[Figure record listings]
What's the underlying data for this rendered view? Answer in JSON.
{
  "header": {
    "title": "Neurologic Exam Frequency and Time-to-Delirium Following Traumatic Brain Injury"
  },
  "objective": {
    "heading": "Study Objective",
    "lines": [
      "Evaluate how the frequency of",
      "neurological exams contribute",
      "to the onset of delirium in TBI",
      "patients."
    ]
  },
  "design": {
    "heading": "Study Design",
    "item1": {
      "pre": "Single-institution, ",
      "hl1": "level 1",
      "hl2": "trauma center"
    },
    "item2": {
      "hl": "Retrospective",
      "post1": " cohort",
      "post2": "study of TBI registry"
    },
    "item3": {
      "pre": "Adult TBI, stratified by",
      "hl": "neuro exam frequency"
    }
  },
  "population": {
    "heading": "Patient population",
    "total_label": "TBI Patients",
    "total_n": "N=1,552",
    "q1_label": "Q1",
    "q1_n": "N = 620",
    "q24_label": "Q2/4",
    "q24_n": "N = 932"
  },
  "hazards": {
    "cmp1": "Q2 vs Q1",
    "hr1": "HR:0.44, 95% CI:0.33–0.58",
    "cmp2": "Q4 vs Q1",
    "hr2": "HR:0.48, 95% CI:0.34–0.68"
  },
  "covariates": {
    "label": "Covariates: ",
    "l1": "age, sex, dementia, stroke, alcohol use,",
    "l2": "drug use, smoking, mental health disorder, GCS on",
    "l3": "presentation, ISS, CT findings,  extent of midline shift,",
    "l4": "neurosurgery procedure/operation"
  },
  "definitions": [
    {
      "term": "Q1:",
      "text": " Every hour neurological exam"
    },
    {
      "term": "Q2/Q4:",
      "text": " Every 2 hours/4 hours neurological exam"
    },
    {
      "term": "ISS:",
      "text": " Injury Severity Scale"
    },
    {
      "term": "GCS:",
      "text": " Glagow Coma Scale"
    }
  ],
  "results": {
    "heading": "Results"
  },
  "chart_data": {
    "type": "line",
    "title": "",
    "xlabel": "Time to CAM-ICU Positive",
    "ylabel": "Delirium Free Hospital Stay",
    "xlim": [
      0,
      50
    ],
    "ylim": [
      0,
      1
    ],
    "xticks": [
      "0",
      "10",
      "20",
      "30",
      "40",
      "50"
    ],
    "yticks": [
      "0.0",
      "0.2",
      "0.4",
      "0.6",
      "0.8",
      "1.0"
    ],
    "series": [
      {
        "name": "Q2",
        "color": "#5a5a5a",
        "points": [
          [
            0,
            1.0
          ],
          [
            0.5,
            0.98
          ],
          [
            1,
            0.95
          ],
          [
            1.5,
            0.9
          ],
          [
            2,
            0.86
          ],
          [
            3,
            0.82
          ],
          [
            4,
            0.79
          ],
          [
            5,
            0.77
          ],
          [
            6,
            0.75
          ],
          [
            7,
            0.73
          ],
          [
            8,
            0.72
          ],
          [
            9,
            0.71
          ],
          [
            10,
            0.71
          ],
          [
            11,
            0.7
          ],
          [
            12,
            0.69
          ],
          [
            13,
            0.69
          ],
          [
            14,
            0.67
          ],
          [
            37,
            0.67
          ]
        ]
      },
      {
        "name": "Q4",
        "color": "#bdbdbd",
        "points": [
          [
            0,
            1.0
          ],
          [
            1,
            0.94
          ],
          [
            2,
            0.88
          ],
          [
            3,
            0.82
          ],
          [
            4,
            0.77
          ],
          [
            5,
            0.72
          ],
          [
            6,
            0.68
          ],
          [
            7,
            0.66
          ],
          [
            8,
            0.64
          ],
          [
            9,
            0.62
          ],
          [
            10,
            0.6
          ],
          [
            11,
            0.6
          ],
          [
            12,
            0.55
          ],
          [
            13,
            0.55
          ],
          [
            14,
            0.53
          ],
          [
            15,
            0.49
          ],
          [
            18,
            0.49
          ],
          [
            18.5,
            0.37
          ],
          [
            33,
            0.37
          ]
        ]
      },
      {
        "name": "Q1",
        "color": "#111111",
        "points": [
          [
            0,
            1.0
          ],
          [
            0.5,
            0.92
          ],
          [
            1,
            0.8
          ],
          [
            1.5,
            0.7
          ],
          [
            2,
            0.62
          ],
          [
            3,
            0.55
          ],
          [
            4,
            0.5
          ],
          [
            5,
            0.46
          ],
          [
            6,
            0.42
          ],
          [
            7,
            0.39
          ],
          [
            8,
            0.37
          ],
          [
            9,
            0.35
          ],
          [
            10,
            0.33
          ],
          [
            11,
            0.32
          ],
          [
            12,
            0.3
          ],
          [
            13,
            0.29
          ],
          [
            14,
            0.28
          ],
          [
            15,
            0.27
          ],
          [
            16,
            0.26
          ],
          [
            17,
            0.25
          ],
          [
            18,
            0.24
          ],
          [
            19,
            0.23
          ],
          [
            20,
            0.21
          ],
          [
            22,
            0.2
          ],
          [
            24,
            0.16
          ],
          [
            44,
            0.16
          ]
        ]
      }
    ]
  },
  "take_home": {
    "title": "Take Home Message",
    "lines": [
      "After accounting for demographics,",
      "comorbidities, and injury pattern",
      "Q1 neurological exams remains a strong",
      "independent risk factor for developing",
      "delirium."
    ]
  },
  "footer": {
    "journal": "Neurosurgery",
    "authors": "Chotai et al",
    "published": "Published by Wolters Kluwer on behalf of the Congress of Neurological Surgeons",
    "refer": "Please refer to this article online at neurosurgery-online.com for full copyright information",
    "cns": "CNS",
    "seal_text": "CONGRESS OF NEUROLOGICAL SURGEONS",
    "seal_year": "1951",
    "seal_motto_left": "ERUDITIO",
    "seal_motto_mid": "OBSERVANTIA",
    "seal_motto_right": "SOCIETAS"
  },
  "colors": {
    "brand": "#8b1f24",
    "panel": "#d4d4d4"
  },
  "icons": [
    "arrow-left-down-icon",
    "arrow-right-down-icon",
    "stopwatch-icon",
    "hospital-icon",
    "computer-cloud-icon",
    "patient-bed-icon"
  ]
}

*To do*.
Your answer should consist of each line above in which "Scale" appears.

*Expected answer*.
      "text": " Injury Severity Scale"
      "text": " Glagow Coma Scale"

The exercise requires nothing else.